Extracted text
#####
Maximum Performance Testing of Popular Toilet Models, 7th Edition, Canadian Water and Wastewater Association.
The debate seems endless. The left says the market doesn’t work; the right says government just makes things worse. It’s an old argument, and it’s time to get it sorted out.
The trouble is, this argument is always made in the abstract. It’s just generalities. Principal-agent problems here, collective action problems there, it’s just so much verbal diarrhoea.
If you’re going to have any chance of a realistic answer, you have to get your hands dirty and take a close look at a real problem. So that’s what I’m going to do.
And the best place to look? In the toilet. Or more specifically, in the low-flush toilet which, after many years of messy failures, is now positively flushed with success. What made it succeed? Was this the innovation of private industry? Schumpeterian creative destruction at work? Or is this a case of state-mandated standards flushing away a problem that the free market just left floating in the pan?
Thanks to the Toronto Star (link works for free until the weekend) we now have the unadulterated story. Pretty much everything I say here comes from that article.
Let’s start at the beginning. In places where households don’t pay the full cost of their water, which is a lot of places in North America, there is a free-rider problem when it comes to water conservation. We’d all save money if our toilets used less water when they flushed. It saves in water treatment costs, and it saves because there is less water to send through the pipes. It’s just a good thing. But if we don’t pay the whole cost of water ourselves, the best choice for each of us is to stick with our current toilet and let others invest in a low-flush model.
#####
Data shown
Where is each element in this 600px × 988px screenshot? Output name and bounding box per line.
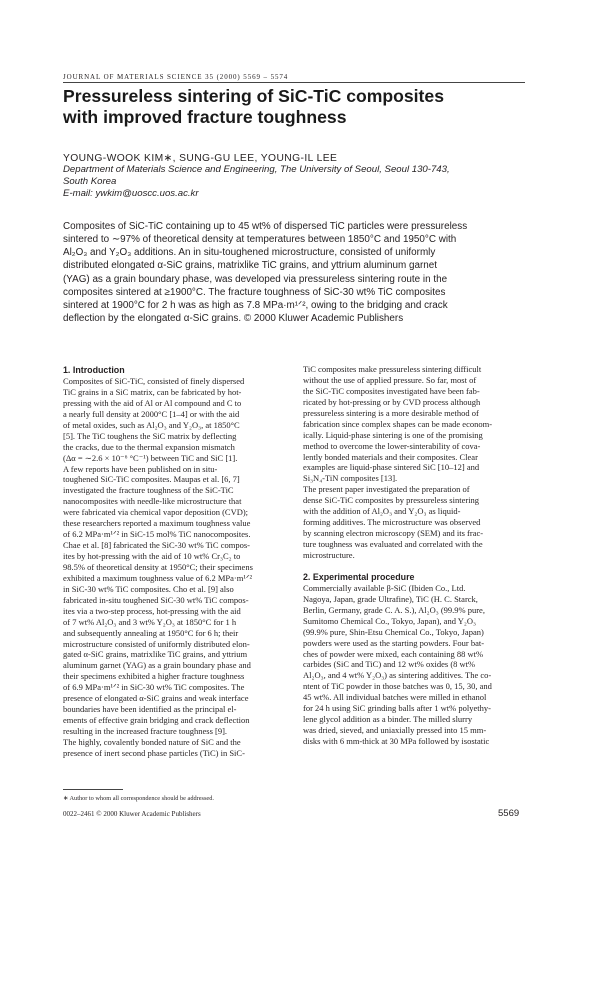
#####
Work to complete
**a)** Based on the post on low-flush toilets, decide whether each statement agrees with it. Answer yes or no for each and quote the words from the post that settle it.
(i) The writer says nearly everything in the piece comes from a Toronto Star article.
(ii) The writer says the argument over markets and government is usually made by looking closely at real problems.
(iii) The writer says that when people don't pay the whole cost of water, each person's best choice is to buy a low-flush toilet.
**b)** Switch "free market" to "private sector" and write out the post on low-flush toilets from "If you’re going" to "from that article.".
**c)** Name every kind of problem from economics that the post on low-flush toilets mentions.
Rely solely on the text, not the listing.

Solutions to each task
**a)**
(i) Yes: "Pretty much everything I say here comes from that article."
(ii) No: "this argument is always made in the abstract."
(iii) No: "the best choice for each of us is to stick with our current toilet and let others invest in a low-flush model."

**b)**
If you’re going to have any chance of a realistic answer, you have to get your hands dirty and take a close look at a real problem. So that’s what I’m going to do.
And the best place to look? In the toilet. Or more specifically, in the low-flush toilet which, after many years of messy failures, is now positively flushed with success. What made it succeed? Was this the innovation of private industry? Schumpeterian creative destruction at work? Or is this a case of state-mandated standards flushing away a problem that the private sector just left floating in the pan?
Thanks to the Toronto Star (link works for free until the weekend) we now have the unadulterated story. Pretty much everything I say here comes from that article.

**c)** Principal-agent problems; collective action problems; free-rider problem